> WHAT YOU NEED TO DO: Show, in full, each line of the data that contains "lorem".

++++++++++++++++++++

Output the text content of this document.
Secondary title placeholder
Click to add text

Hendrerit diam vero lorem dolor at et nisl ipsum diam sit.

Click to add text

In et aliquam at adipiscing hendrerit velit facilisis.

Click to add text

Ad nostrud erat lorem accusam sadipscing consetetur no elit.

++++++++++++++++++++

> FINAL RESULT:
Hendrerit diam vero lorem dolor at et nisl ipsum diam sit.
Ad nostrud erat lorem accusam sadipscing consetetur no elit.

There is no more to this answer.